- _Dataset content_
━━━━━━━━━━

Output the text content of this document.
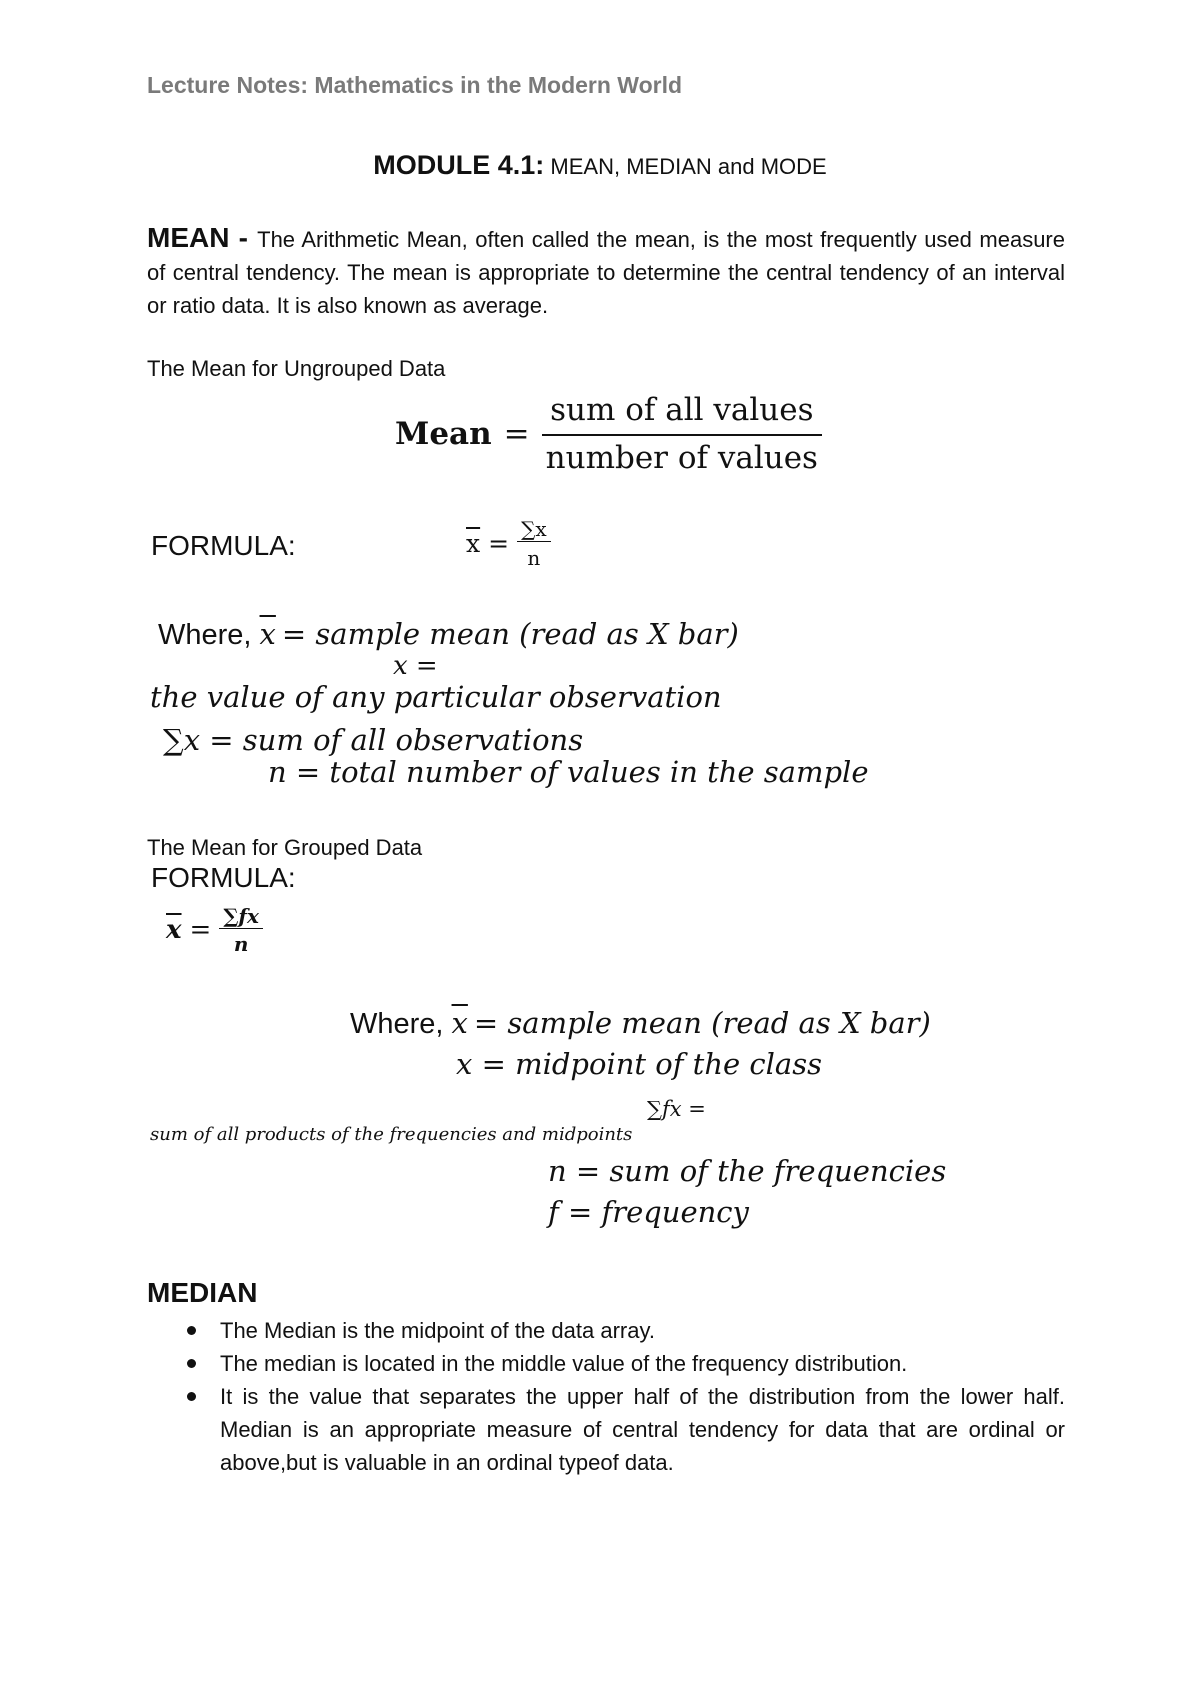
Lecture Notes: Mathematics in the Modern World
MODULE 4.1: MEAN, MEDIAN and MODE
MEAN - The Arithmetic Mean, often called the mean, is the most frequently used measure of central tendency. The mean is appropriate to determine the central tendency of an interval or ratio data. It is also known as average.
The Mean for Ungrouped Data
Mean = $\frac{\text{sum of all values}}{\text{number of values}}$
FORMULA:	$\overline{x} = \frac{\sum x}{n}$
Where, $\overline{x}$ = sample mean (read as X bar)
x =
the value of any particular observation
∑x = sum of all observations
n = total number of values in the sample
The Mean for Grouped Data
FORMULA:
$\overline{x} = \frac{\sum fx}{n}$
Where, $\overline{x}$ = sample mean (read as X bar)
x = midpoint of the class
∑fx =
sum of all products of the frequencies and midpoints
n = sum of the frequencies
f = frequency
MEDIAN
The Median is the midpoint of the data array.
The median is located in the middle value of the frequency distribution.
It is the value that separates the upper half of the distribution from the lower half. Median is an appropriate measure of central tendency for data that are ordinal or above,but is valuable in an ordinal typeof data.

━━━━━━━━━━

- _Work required_
Identify and extract each line of the listing that contains "appropriate".

- _Task response_
MEAN - The Arithmetic Mean, often called the mean, is the most frequently used measure of central tendency. The mean is appropriate to determine the central tendency of an interval or ratio data. It is also known as average.
It is the value that separates the upper half of the distribution from the lower half. Median is an appropriate measure of central tendency for data that are ordinal or above,but is valuable in an ordinal typeof data.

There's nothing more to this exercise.